• **Stated exercise 1**
Could you restate the passage on wealth distributions, starting with "When we multiply" and going on through "the coin toss).", substituting "lognormal" for "log-normal"?
• **Stated exercise 2**
Can you repeat the rows word for word, starting with the line with "data-point [663, 58, 668, 63]" and going on through the line with "data-point [516, 55, 521, 60]"?

• **Selected excerpt**
┌──

When we multiply a long string of random returns together (like in the coin toss or the stock market), the central limit theorem doesn’t produce a normal distribution of wealth. Instead, it produces a log-normal distribution. The log-normal is heavily skewed to the right. It has a long “tail” of extremely lucky outcomes (the few people who get very rich) and a huge “bulge” near zero (the many people who lose money). In a log-normal distribution, the three measures of “average” actually physically separate from each other: The mean (arithmetic) is pulled way to the right by a few lottery winners. This represents the ensemble average. The median (50th percentile) is significantly lower than the mean. This is what the typical individual experiences. The mode (the peak) is even lower than the median. It’s the most likely single outcome (often near zero in the coin toss).

The “infamous coin toss” is essentially a process where the mean stays high (5% growth), but the median and mode drift toward zero. Because we usually define “success” as the mean, we think the game is good. But because we actually live as the median individual, we experience ruin. This is why the Taylor expansion result ($r_g \approx r_a - \sigma^2/2$) is so powerful: it calculates exactly how far the median (our reality) has fallen below the mean (the group’s average) due to the variance. There are other related distributions, such as the Cauchy, where the variance is so high that the arithmetic mean doesn’t even exist mathematically.

└──

• **Data supplied**
┌──

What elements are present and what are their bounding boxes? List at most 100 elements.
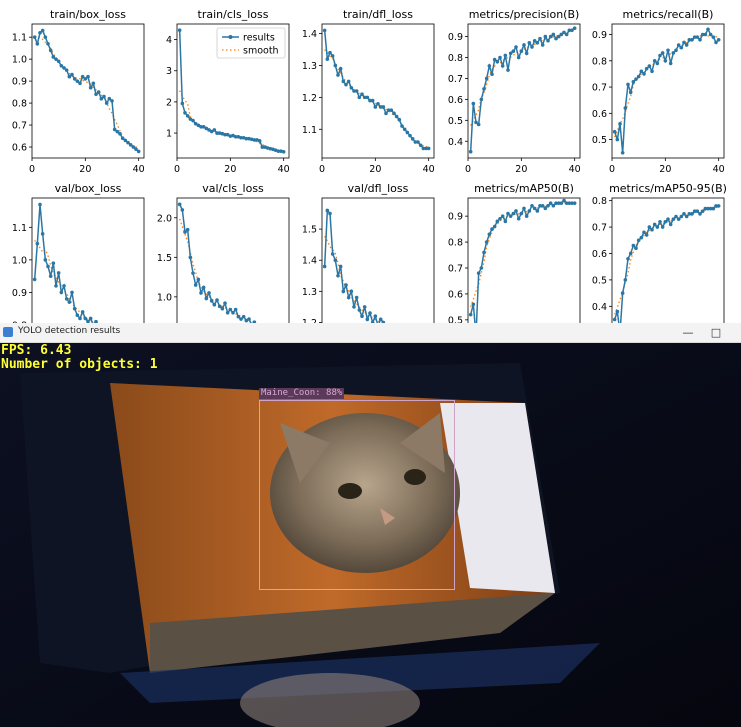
data-point [663, 58, 668, 63]
data-point [511, 49, 516, 54]
chart-title: metrics/mAP50-95(B) [609, 182, 727, 195]
y-tick-label: 2 [166, 97, 172, 108]
data-point [418, 143, 423, 148]
y-tick-label: 1.3 [302, 61, 317, 72]
data-point [215, 131, 219, 135]
y-tick-label: 0.8 [12, 99, 27, 110]
data-point [668, 61, 673, 66]
chart-title: val/box_loss [55, 182, 122, 195]
data-point [682, 212, 686, 216]
data-point [185, 227, 190, 232]
data-point [495, 219, 500, 224]
data-point [708, 206, 713, 211]
data-point [330, 252, 335, 256]
data-point [389, 108, 394, 112]
data-point [516, 55, 521, 60]
y-tick-label: 1.5 [157, 253, 172, 264]
window-title: YOLO detection results [18, 326, 121, 336]
y-tick-label: 0.5 [592, 135, 607, 146]
data-point [503, 53, 508, 58]
data-point [204, 296, 209, 301]
chart-frame [31, 197, 145, 323]
data-point [40, 28, 45, 33]
data-point [570, 201, 574, 205]
chart-frame [611, 23, 725, 159]
data-point [349, 289, 354, 294]
data-point [51, 261, 56, 265]
data-point [112, 127, 117, 132]
data-point [692, 209, 697, 214]
data-point [636, 238, 641, 243]
data-point [191, 118, 195, 123]
data-point [650, 69, 654, 74]
data-point [212, 302, 217, 307]
data-point [690, 37, 694, 42]
data-point [341, 289, 346, 294]
y-tick-label: 0.4 [592, 302, 607, 313]
data-point [532, 38, 537, 43]
data-point [199, 291, 203, 295]
data-point [183, 230, 187, 234]
data-point [94, 92, 98, 97]
app-icon [3, 327, 13, 337]
y-tick-label: 0.8 [12, 320, 27, 323]
data-point [655, 225, 660, 229]
data-point [118, 132, 122, 136]
data-point [217, 304, 222, 309]
data-point [498, 55, 502, 60]
y-tick-label: 0.5 [448, 116, 463, 127]
data-point [714, 40, 718, 45]
cat-eye-left [338, 483, 362, 499]
x-tick-label: 40 [133, 164, 145, 175]
data-point [626, 256, 630, 261]
data-point [38, 202, 42, 207]
data-point [562, 30, 566, 35]
data-point [54, 284, 58, 288]
data-point [663, 219, 668, 224]
data-point [484, 76, 489, 81]
data-point [344, 283, 348, 287]
data-point [658, 53, 662, 58]
data-point [564, 201, 569, 205]
data-point [639, 69, 644, 74]
y-tick-label: 1.1 [12, 33, 27, 44]
x-tick-label: 0 [319, 164, 325, 175]
results-line [33, 204, 99, 323]
window-titlebar[interactable]: YOLO detection results — □ [0, 323, 741, 343]
data-point [676, 43, 681, 47]
maximize-icon[interactable]: □ [710, 326, 722, 339]
data-point [426, 146, 431, 151]
data-point [684, 214, 689, 219]
minimize-icon[interactable]: — [682, 326, 694, 339]
data-point [506, 211, 510, 216]
data-point [716, 204, 721, 208]
y-tick-label: 4 [166, 35, 172, 46]
x-tick-label: 20 [224, 164, 236, 175]
data-point [96, 90, 101, 94]
legend-smooth-label: smooth [243, 46, 279, 57]
data-point [703, 32, 708, 37]
data-point [336, 73, 340, 77]
data-point [615, 309, 620, 314]
chart-frame [611, 197, 725, 323]
data-point [628, 90, 633, 95]
data-point [527, 209, 532, 213]
detection-label: Maine_Coon: 88% [259, 388, 345, 399]
data-point [368, 311, 372, 315]
data-point [479, 266, 484, 270]
data-point [408, 133, 412, 138]
data-point [35, 41, 40, 46]
data-point [556, 201, 561, 205]
data-point [365, 95, 370, 100]
chart-title: train/cls_loss [198, 8, 269, 21]
data-point [70, 290, 74, 295]
data-point [188, 255, 193, 260]
data-point [78, 81, 82, 86]
data-point [223, 301, 227, 305]
data-point [471, 302, 476, 307]
data-point [201, 285, 206, 290]
data-point [378, 105, 383, 109]
data-point [349, 86, 354, 90]
data-point [134, 147, 138, 152]
data-point [620, 291, 625, 295]
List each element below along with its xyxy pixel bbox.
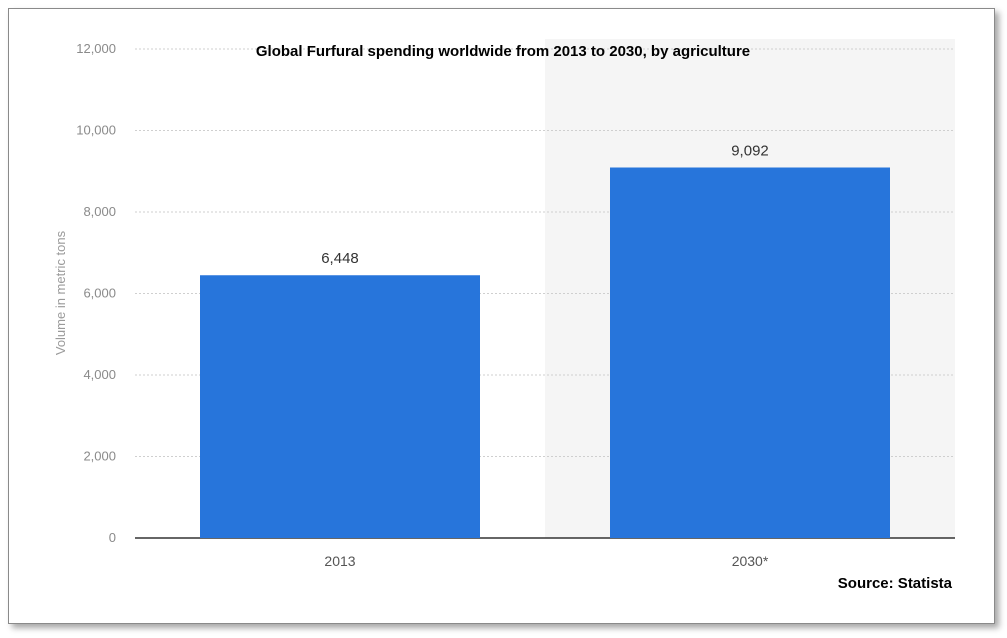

└──

• **Exercise solution 1**
When we multiply a long string of random returns together (like in the coin toss or the stock market), the central limit theorem doesn’t produce a normal distribution of wealth. Instead, it produces a lognormal distribution. The lognormal is heavily skewed to the right. It has a long “tail” of extremely lucky outcomes (the few people who get very rich) and a huge “bulge” near zero (the many people who lose money). In a lognormal distribution, the three measures of “average” actually physically separate from each other: The mean (arithmetic) is pulled way to the right by a few lottery winners. This represents the ensemble average. The median (50th percentile) is significantly lower than the mean. This is what the typical individual experiences. The mode (the peak) is even lower than the median. It’s the most likely single outcome (often near zero in the coin toss).

• **Exercise solution 2**
data-point [663, 58, 668, 63]
data-point [511, 49, 516, 54]
chart-title: metrics/mAP50-95(B) [609, 182, 727, 195]
y-tick-label: 2 [166, 97, 172, 108]
data-point [418, 143, 423, 148]
y-tick-label: 1.3 [302, 61, 317, 72]
data-point [215, 131, 219, 135]
y-tick-label: 0.8 [12, 99, 27, 110]
data-point [668, 61, 673, 66]
chart-title: val/box_loss [55, 182, 122, 195]
data-point [682, 212, 686, 216]
data-point [185, 227, 190, 232]
data-point [495, 219, 500, 224]
data-point [708, 206, 713, 211]
data-point [330, 252, 335, 256]
data-point [389, 108, 394, 112]
data-point [516, 55, 521, 60]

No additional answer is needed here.